Exercise:
Only the pictures stay out; every record is to be quoted exactly.

Supplied information:
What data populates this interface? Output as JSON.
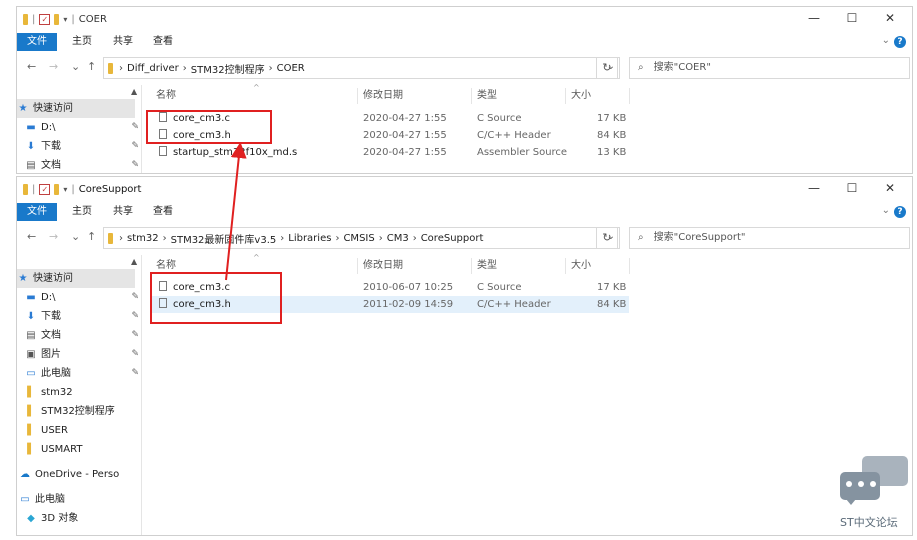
{
  "ribbon": {
    "file": "文件",
    "home": "主页",
    "share": "共享",
    "view": "查看"
  },
  "window_controls": {
    "minimize": "—",
    "maximize": "☐",
    "close": "✕"
  },
  "nav_buttons": {
    "back": "←",
    "forward": "→",
    "recent": "⌄",
    "up": "↑"
  },
  "top_window": {
    "title": "COER",
    "address": [
      "Diff_driver",
      "STM32控制程序",
      "COER"
    ],
    "search_placeholder": "搜索\"COER\"",
    "sidebar": [
      {
        "label": "快速访问",
        "icon": "star-icon"
      },
      {
        "label": "D:\\",
        "icon": "drive-icon"
      },
      {
        "label": "下载",
        "icon": "download-icon"
      },
      {
        "label": "文档",
        "icon": "document-icon"
      }
    ],
    "columns": {
      "name": "名称",
      "date": "修改日期",
      "type": "类型",
      "size": "大小"
    },
    "files": [
      {
        "name": "core_cm3.c",
        "date": "2020-04-27 1:55",
        "type": "C Source",
        "size": "17 KB"
      },
      {
        "name": "core_cm3.h",
        "date": "2020-04-27 1:55",
        "type": "C/C++ Header",
        "size": "84 KB"
      },
      {
        "name": "startup_stm32f10x_md.s",
        "date": "2020-04-27 1:55",
        "type": "Assembler Source",
        "size": "13 KB"
      }
    ]
  },
  "bottom_window": {
    "title": "CoreSupport",
    "address": [
      "stm32",
      "STM32最新固件库v3.5",
      "Libraries",
      "CMSIS",
      "CM3",
      "CoreSupport"
    ],
    "search_placeholder": "搜索\"CoreSupport\"",
    "sidebar": [
      {
        "label": "快速访问",
        "icon": "star-icon"
      },
      {
        "label": "D:\\",
        "icon": "drive-icon"
      },
      {
        "label": "下载",
        "icon": "download-icon"
      },
      {
        "label": "文档",
        "icon": "document-icon"
      },
      {
        "label": "图片",
        "icon": "picture-icon"
      },
      {
        "label": "此电脑",
        "icon": "computer-icon"
      },
      {
        "label": "stm32",
        "icon": "folder-icon"
      },
      {
        "label": "STM32控制程序",
        "icon": "folder-icon"
      },
      {
        "label": "USER",
        "icon": "folder-icon"
      },
      {
        "label": "USMART",
        "icon": "folder-icon"
      },
      {
        "label": "OneDrive - Perso",
        "icon": "cloud-icon"
      },
      {
        "label": "此电脑",
        "icon": "computer-icon"
      },
      {
        "label": "3D 对象",
        "icon": "cube-icon"
      }
    ],
    "columns": {
      "name": "名称",
      "date": "修改日期",
      "type": "类型",
      "size": "大小"
    },
    "files": [
      {
        "name": "core_cm3.c",
        "date": "2010-06-07 10:25",
        "type": "C Source",
        "size": "17 KB"
      },
      {
        "name": "core_cm3.h",
        "date": "2011-02-09 14:59",
        "type": "C/C++ Header",
        "size": "84 KB"
      }
    ]
  },
  "watermark": "ST中文论坛",
  "colors": {
    "accent": "#1979ca",
    "highlight": "#e02020",
    "selected_row": "#e3f0fb"
  }
}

Response below:
What data populates this interface? Output as JSON.
{
  "ribbon": {
    "file": "文件",
    "home": "主页",
    "share": "共享",
    "view": "查看"
  },
  "window_controls": {
    "minimize": "—",
    "maximize": "☐",
    "close": "✕"
  },
  "nav_buttons": {
    "back": "←",
    "forward": "→",
    "recent": "⌄",
    "up": "↑"
  },
  "top_window": {
    "title": "COER",
    "address": [
      "Diff_driver",
      "STM32控制程序",
      "COER"
    ],
    "search_placeholder": "搜索\"COER\"",
    "sidebar": [
      {
        "label": "快速访问",
        "icon": "star-icon"
      },
      {
        "label": "D:\\",
        "icon": "drive-icon"
      },
      {
        "label": "下载",
        "icon": "download-icon"
      },
      {
        "label": "文档",
        "icon": "document-icon"
      }
    ],
    "columns": {
      "name": "名称",
      "date": "修改日期",
      "type": "类型",
      "size": "大小"
    },
    "files": [
      {
        "name": "core_cm3.c",
        "date": "2020-04-27 1:55",
        "type": "C Source",
        "size": "17 KB"
      },
      {
        "name": "core_cm3.h",
        "date": "2020-04-27 1:55",
        "type": "C/C++ Header",
        "size": "84 KB"
      },
      {
        "name": "startup_stm32f10x_md.s",
        "date": "2020-04-27 1:55",
        "type": "Assembler Source",
        "size": "13 KB"
      }
    ]
  },
  "bottom_window": {
    "title": "CoreSupport",
    "address": [
      "stm32",
      "STM32最新固件库v3.5",
      "Libraries",
      "CMSIS",
      "CM3",
      "CoreSupport"
    ],
    "search_placeholder": "搜索\"CoreSupport\"",
    "sidebar": [
      {
        "label": "快速访问",
        "icon": "star-icon"
      },
      {
        "label": "D:\\",
        "icon": "drive-icon"
      },
      {
        "label": "下载",
        "icon": "download-icon"
      },
      {
        "label": "文档",
        "icon": "document-icon"
      },
      {
        "label": "图片",
        "icon": "picture-icon"
      },
      {
        "label": "此电脑",
        "icon": "computer-icon"
      },
      {
        "label": "stm32",
        "icon": "folder-icon"
      },
      {
        "label": "STM32控制程序",
        "icon": "folder-icon"
      },
      {
        "label": "USER",
        "icon": "folder-icon"
      },
      {
        "label": "USMART",
        "icon": "folder-icon"
      },
      {
        "label": "OneDrive - Perso",
        "icon": "cloud-icon"
      },
      {
        "label": "此电脑",
        "icon": "computer-icon"
      },
      {
        "label": "3D 对象",
        "icon": "cube-icon"
      }
    ],
    "columns": {
      "name": "名称",
      "date": "修改日期",
      "type": "类型",
      "size": "大小"
    },
    "files": [
      {
        "name": "core_cm3.c",
        "date": "2010-06-07 10:25",
        "type": "C Source",
        "size": "17 KB"
      },
      {
        "name": "core_cm3.h",
        "date": "2011-02-09 14:59",
        "type": "C/C++ Header",
        "size": "84 KB"
      }
    ]
  },
  "watermark": "ST中文论坛",
  "colors": {
    "accent": "#1979ca",
    "highlight": "#e02020",
    "selected_row": "#e3f0fb"
  }
}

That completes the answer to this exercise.